→ Goal of the exercise: The records below hold pictures; please leave those out and retype the rest exactly.

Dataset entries
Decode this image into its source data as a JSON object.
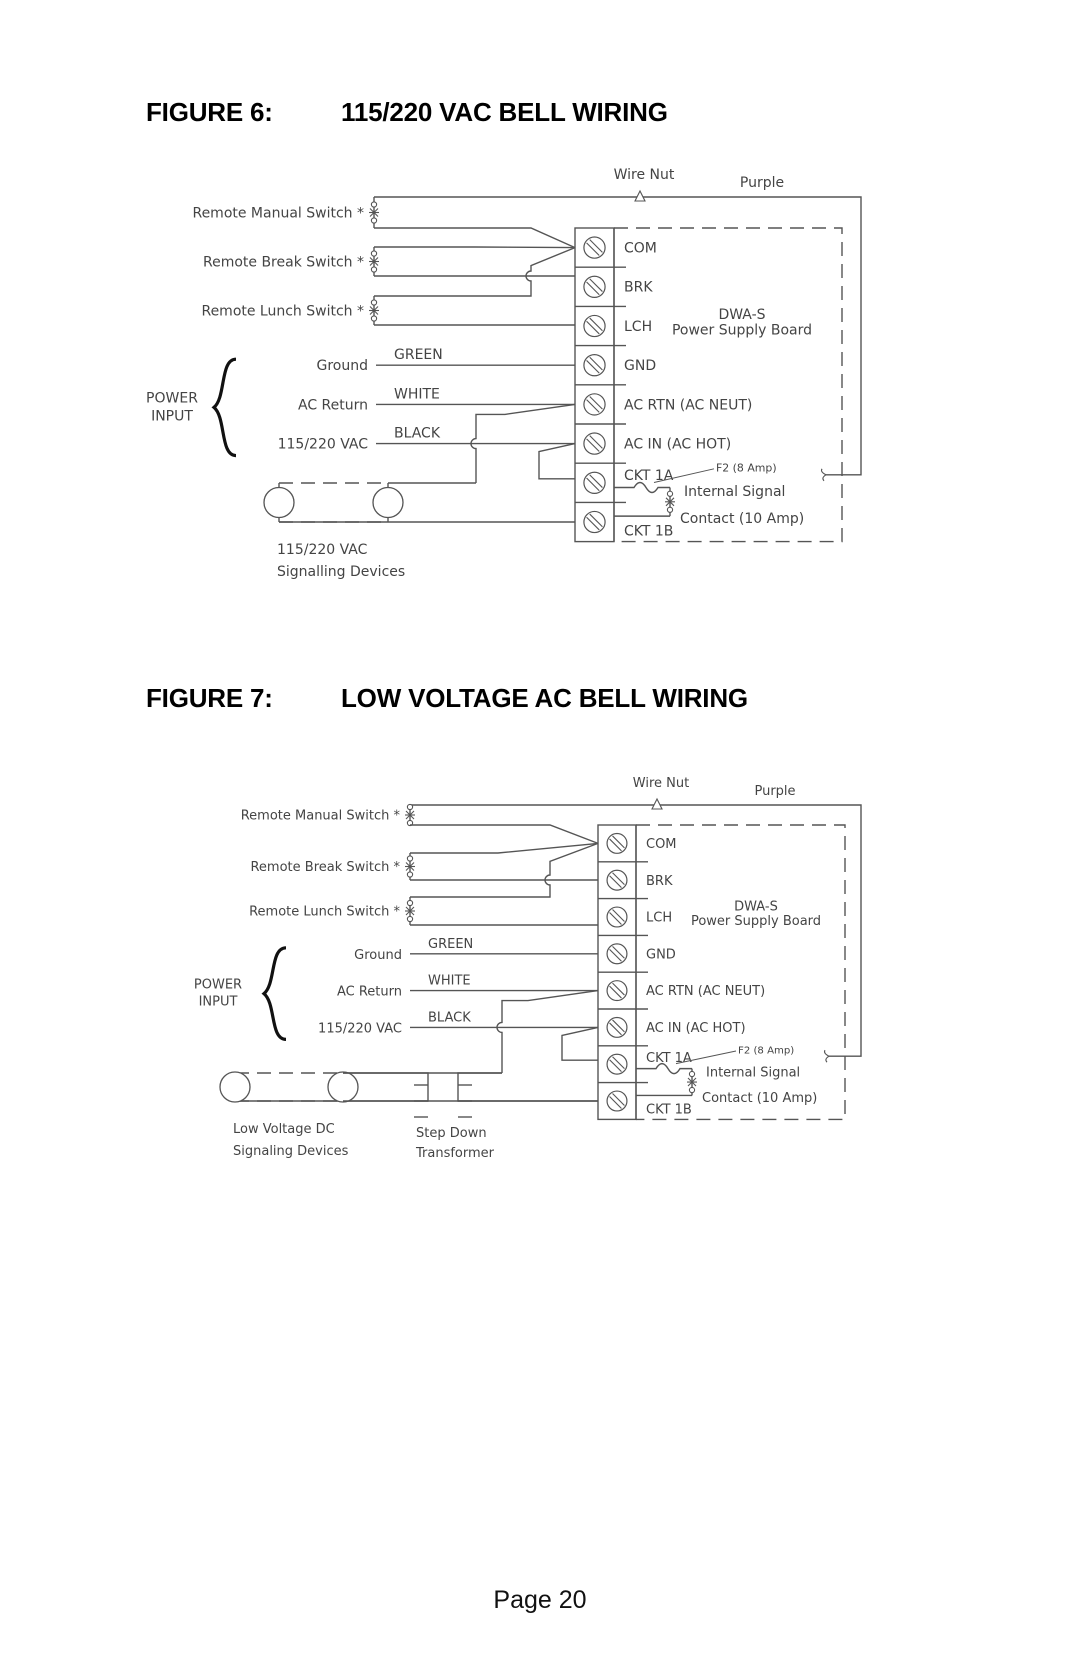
{
  "page": {
    "number_label": "Page 20"
  },
  "figures": [
    {
      "id": "fig6",
      "number": "FIGURE 6:",
      "title": "115/220 VAC BELL WIRING",
      "labels": {
        "wire_nut": "Wire Nut",
        "purple": "Purple",
        "remote_manual": "Remote Manual Switch *",
        "remote_break": "Remote Break Switch *",
        "remote_lunch": "Remote Lunch Switch *",
        "power_input_1": "POWER",
        "power_input_2": "INPUT",
        "ground": "Ground",
        "ac_return": "AC Return",
        "vac": "115/220 VAC",
        "green": "GREEN",
        "white": "WHITE",
        "black": "BLACK",
        "board_1": "DWA-S",
        "board_2": "Power Supply Board",
        "fuse": "F2 (8 Amp)",
        "internal_1": "Internal Signal",
        "internal_2": "Contact (10 Amp)",
        "devices_1": "115/220 VAC",
        "devices_2": "Signalling Devices"
      },
      "terminals": [
        "COM",
        "BRK",
        "LCH",
        "GND",
        "AC RTN (AC NEUT)",
        "AC IN (AC HOT)",
        "CKT 1A",
        "CKT 1B"
      ]
    },
    {
      "id": "fig7",
      "number": "FIGURE 7:",
      "title": "LOW VOLTAGE AC BELL WIRING",
      "labels": {
        "wire_nut": "Wire Nut",
        "purple": "Purple",
        "remote_manual": "Remote Manual Switch *",
        "remote_break": "Remote Break Switch *",
        "remote_lunch": "Remote Lunch Switch *",
        "power_input_1": "POWER",
        "power_input_2": "INPUT",
        "ground": "Ground",
        "ac_return": "AC Return",
        "vac": "115/220 VAC",
        "green": "GREEN",
        "white": "WHITE",
        "black": "BLACK",
        "board_1": "DWA-S",
        "board_2": "Power Supply Board",
        "fuse": "F2 (8 Amp)",
        "internal_1": "Internal Signal",
        "internal_2": "Contact (10 Amp)",
        "devices_1": "Low Voltage DC",
        "devices_2": "Signaling Devices",
        "transformer_1": "Step Down",
        "transformer_2": "Transformer"
      },
      "terminals": [
        "COM",
        "BRK",
        "LCH",
        "GND",
        "AC RTN (AC NEUT)",
        "AC IN (AC HOT)",
        "CKT 1A",
        "CKT 1B"
      ]
    }
  ]
}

→ Answer for the task:
Decode this image into its source data as a JSON object.
{
  "page": {
    "number_label": "Page 20"
  },
  "figures": [
    {
      "id": "fig6",
      "number": "FIGURE 6:",
      "title": "115/220 VAC BELL WIRING",
      "labels": {
        "wire_nut": "Wire Nut",
        "purple": "Purple",
        "remote_manual": "Remote Manual Switch *",
        "remote_break": "Remote Break Switch *",
        "remote_lunch": "Remote Lunch Switch *",
        "power_input_1": "POWER",
        "power_input_2": "INPUT",
        "ground": "Ground",
        "ac_return": "AC Return",
        "vac": "115/220 VAC",
        "green": "GREEN",
        "white": "WHITE",
        "black": "BLACK",
        "board_1": "DWA-S",
        "board_2": "Power Supply Board",
        "fuse": "F2 (8 Amp)",
        "internal_1": "Internal Signal",
        "internal_2": "Contact (10 Amp)",
        "devices_1": "115/220 VAC",
        "devices_2": "Signalling Devices"
      },
      "terminals": [
        "COM",
        "BRK",
        "LCH",
        "GND",
        "AC RTN (AC NEUT)",
        "AC IN (AC HOT)",
        "CKT 1A",
        "CKT 1B"
      ]
    },
    {
      "id": "fig7",
      "number": "FIGURE 7:",
      "title": "LOW VOLTAGE AC BELL WIRING",
      "labels": {
        "wire_nut": "Wire Nut",
        "purple": "Purple",
        "remote_manual": "Remote Manual Switch *",
        "remote_break": "Remote Break Switch *",
        "remote_lunch": "Remote Lunch Switch *",
        "power_input_1": "POWER",
        "power_input_2": "INPUT",
        "ground": "Ground",
        "ac_return": "AC Return",
        "vac": "115/220 VAC",
        "green": "GREEN",
        "white": "WHITE",
        "black": "BLACK",
        "board_1": "DWA-S",
        "board_2": "Power Supply Board",
        "fuse": "F2 (8 Amp)",
        "internal_1": "Internal Signal",
        "internal_2": "Contact (10 Amp)",
        "devices_1": "Low Voltage DC",
        "devices_2": "Signaling Devices",
        "transformer_1": "Step Down",
        "transformer_2": "Transformer"
      },
      "terminals": [
        "COM",
        "BRK",
        "LCH",
        "GND",
        "AC RTN (AC NEUT)",
        "AC IN (AC HOT)",
        "CKT 1A",
        "CKT 1B"
      ]
    }
  ]
}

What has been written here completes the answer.